— START OF EXCERPTED RECORDS —

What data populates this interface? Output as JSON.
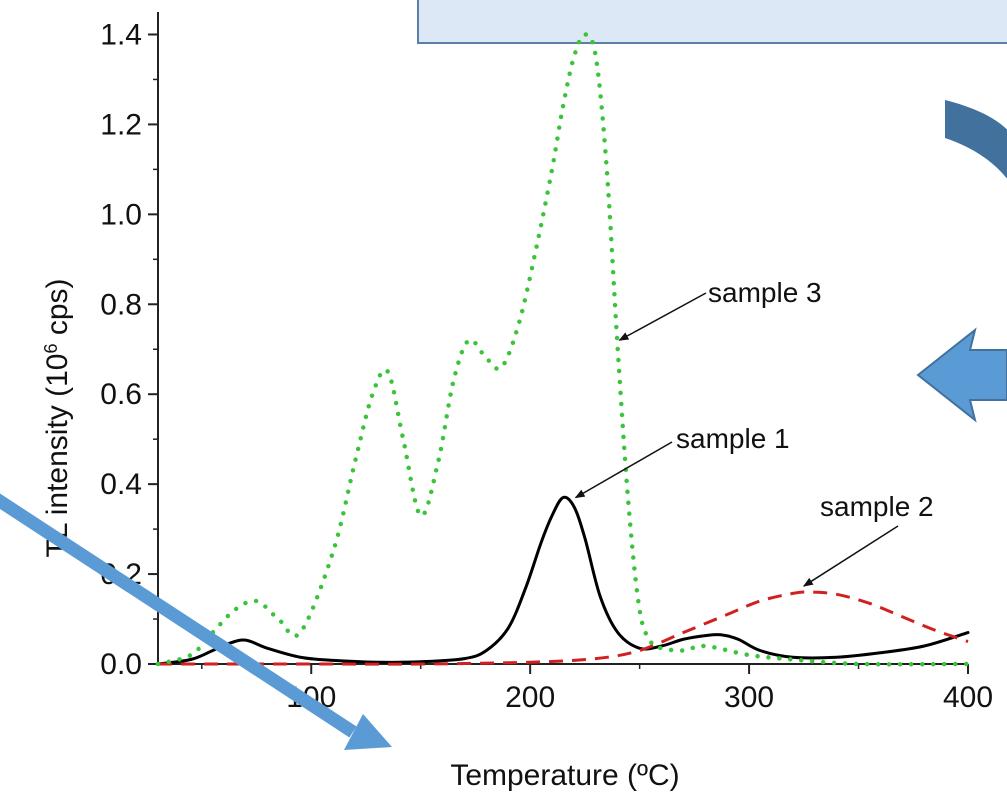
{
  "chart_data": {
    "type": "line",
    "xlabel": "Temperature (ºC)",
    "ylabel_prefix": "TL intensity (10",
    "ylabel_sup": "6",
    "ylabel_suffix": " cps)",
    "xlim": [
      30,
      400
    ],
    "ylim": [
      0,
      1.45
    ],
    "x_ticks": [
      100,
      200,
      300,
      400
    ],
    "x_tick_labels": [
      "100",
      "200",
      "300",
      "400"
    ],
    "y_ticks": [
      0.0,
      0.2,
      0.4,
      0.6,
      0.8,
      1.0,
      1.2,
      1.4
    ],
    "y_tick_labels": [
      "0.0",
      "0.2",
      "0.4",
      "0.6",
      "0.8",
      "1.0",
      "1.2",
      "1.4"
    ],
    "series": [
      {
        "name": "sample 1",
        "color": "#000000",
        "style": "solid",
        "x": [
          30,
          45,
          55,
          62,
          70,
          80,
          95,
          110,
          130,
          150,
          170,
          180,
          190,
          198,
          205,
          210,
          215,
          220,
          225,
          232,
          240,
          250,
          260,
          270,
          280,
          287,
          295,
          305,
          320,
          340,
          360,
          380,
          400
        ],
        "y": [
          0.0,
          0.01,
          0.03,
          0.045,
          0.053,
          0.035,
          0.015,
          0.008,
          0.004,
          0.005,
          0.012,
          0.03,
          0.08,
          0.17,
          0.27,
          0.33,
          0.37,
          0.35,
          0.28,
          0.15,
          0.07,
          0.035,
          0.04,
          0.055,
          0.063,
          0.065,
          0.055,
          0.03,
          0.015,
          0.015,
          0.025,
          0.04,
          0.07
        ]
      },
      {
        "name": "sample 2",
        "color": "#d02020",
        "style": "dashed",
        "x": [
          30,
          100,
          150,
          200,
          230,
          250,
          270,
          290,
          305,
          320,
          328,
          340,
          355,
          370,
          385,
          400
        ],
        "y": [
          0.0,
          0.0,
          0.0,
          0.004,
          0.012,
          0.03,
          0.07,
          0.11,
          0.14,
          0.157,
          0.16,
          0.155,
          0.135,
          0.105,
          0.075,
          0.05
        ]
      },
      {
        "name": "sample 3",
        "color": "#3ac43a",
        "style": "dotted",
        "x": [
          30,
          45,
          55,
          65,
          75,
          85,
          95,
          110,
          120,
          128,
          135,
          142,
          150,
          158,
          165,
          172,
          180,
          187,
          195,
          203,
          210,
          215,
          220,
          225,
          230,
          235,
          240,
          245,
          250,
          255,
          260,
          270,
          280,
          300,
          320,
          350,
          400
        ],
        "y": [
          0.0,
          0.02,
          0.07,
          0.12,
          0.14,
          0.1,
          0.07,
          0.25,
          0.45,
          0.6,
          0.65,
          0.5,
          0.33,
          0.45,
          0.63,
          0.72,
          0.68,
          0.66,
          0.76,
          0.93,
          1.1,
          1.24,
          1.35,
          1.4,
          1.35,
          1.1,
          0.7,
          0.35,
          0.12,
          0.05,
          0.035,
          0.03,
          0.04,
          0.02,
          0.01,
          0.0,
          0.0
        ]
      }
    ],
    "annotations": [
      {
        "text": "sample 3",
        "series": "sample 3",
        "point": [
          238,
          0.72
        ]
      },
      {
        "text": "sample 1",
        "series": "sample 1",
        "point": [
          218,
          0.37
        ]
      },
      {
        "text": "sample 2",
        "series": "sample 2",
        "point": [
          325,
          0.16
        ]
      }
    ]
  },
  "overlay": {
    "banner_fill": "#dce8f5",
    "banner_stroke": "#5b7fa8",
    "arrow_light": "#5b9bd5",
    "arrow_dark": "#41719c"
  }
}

— END OF EXCERPTED RECORDS —
— START OF EXCERPTED RECORDS —

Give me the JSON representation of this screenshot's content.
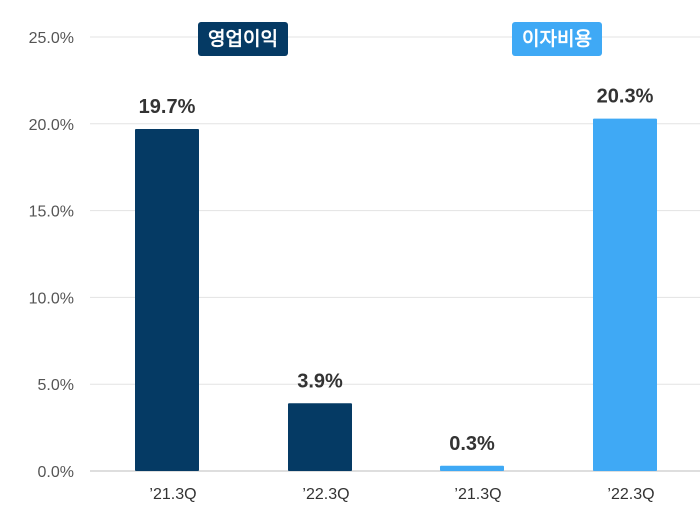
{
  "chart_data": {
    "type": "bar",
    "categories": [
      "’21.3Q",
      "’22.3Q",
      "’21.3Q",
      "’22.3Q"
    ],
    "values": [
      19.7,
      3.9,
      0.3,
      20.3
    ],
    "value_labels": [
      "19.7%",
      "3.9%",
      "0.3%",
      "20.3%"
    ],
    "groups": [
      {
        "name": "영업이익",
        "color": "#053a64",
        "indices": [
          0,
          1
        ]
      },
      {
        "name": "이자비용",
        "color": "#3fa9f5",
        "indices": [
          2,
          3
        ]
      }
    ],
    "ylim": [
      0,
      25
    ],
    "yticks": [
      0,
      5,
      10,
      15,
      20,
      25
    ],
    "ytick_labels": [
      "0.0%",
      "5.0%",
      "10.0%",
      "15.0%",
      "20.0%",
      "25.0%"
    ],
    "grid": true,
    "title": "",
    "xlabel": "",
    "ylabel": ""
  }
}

— END OF EXCERPTED RECORDS —
— START OF EXCERPTED RECORDS —

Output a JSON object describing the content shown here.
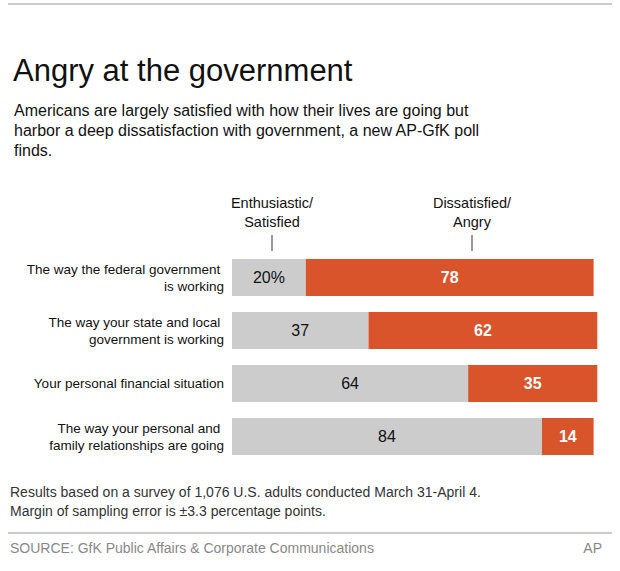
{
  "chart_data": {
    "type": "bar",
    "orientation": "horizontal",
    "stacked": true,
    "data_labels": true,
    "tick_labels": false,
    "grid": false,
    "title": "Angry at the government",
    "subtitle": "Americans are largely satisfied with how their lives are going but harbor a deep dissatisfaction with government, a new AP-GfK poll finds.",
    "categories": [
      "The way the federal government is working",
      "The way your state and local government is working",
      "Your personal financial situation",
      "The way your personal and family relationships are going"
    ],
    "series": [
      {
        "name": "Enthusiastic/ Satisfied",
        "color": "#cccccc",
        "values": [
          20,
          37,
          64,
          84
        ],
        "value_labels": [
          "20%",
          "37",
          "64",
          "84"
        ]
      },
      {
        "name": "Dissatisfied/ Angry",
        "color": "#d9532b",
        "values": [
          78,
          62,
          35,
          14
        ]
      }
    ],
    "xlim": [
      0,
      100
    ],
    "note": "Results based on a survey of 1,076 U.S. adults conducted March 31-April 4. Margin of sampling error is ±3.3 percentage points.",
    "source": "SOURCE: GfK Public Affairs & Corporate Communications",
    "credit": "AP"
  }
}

— END OF EXCERPTED RECORDS —

Pull out all lines of the data with the string "Angry".

**FULL RESPONSE**:
    "title": "Angry at the government",
        "name": "Dissatisfied/ Angry",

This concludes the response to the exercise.